Short problem: Only a number is wanted: how many lines in the records below contain "Tutorial"?

════════════════════

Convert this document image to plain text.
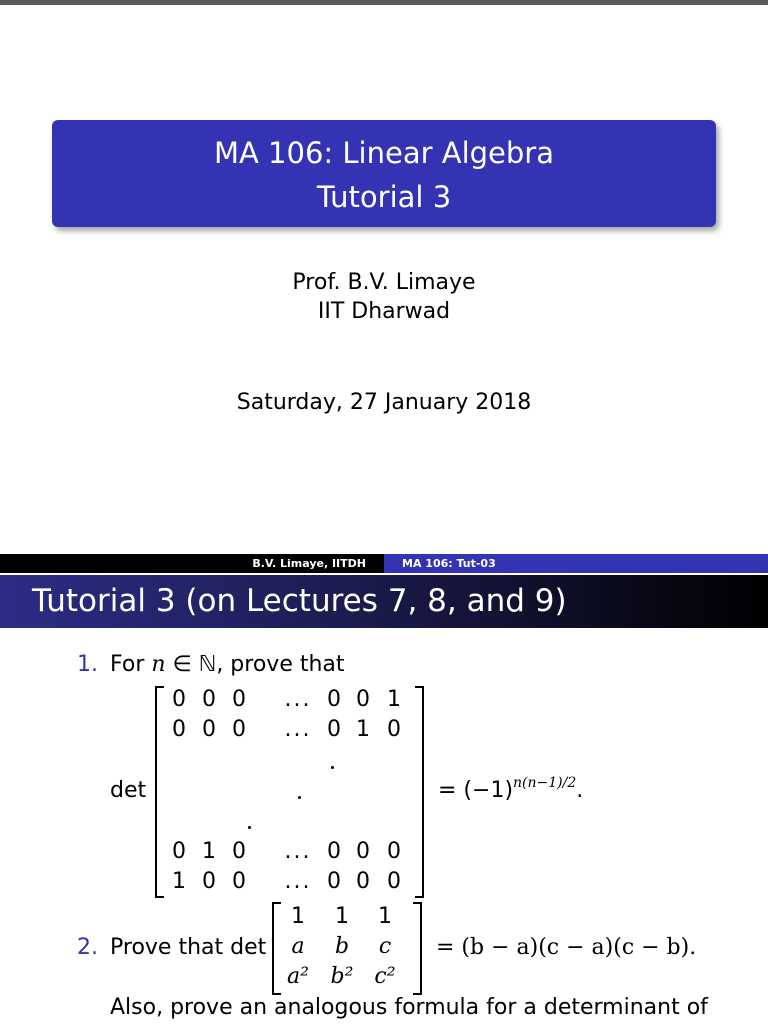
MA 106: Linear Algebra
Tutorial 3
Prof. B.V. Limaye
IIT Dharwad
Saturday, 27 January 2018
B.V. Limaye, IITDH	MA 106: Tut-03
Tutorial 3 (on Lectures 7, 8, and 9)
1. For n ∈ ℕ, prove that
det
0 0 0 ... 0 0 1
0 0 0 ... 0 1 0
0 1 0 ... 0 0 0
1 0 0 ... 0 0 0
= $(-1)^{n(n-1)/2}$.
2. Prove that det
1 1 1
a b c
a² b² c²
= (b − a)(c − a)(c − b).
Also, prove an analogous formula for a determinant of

════════════════════

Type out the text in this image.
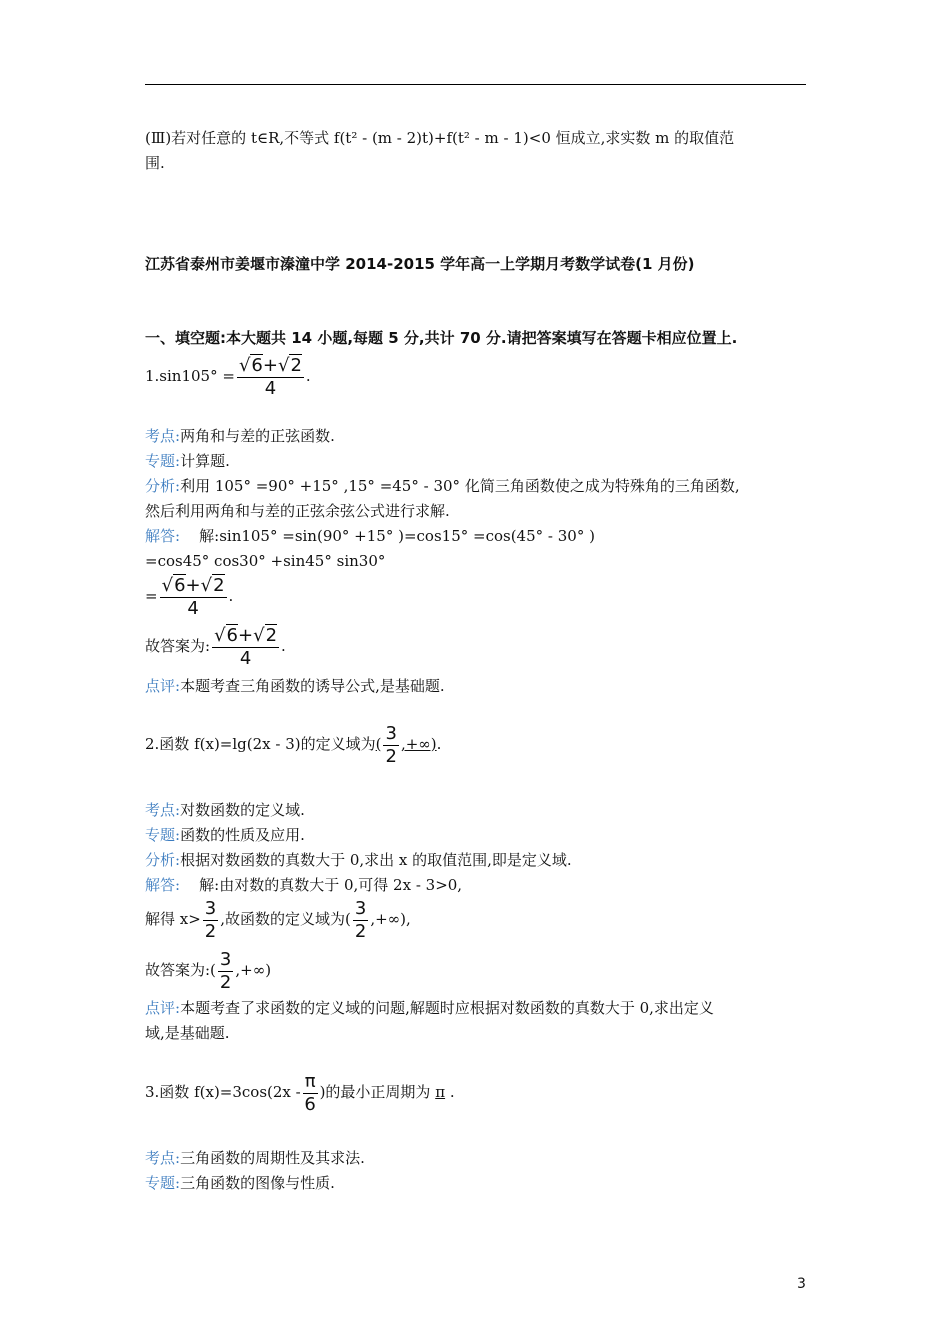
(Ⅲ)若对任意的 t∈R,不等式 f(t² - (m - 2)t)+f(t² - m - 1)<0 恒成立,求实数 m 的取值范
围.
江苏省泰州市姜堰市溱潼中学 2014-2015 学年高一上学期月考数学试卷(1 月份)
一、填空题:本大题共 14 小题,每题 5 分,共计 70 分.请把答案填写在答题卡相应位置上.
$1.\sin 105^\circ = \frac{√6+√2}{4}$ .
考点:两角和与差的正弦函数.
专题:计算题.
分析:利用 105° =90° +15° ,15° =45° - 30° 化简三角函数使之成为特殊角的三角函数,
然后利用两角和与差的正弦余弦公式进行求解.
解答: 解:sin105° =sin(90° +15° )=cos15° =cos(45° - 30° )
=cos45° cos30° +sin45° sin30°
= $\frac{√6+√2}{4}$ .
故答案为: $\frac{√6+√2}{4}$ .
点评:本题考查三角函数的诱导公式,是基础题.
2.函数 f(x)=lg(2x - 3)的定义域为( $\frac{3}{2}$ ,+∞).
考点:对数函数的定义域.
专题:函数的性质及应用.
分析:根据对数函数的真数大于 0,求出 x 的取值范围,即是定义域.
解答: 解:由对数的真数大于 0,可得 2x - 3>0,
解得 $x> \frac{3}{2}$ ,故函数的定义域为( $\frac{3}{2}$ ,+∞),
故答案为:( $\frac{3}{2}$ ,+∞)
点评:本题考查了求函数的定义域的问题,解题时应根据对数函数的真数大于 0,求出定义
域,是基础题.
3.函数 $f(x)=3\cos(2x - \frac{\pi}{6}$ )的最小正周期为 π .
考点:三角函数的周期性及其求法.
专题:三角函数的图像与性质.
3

════════════════════

Task response: 2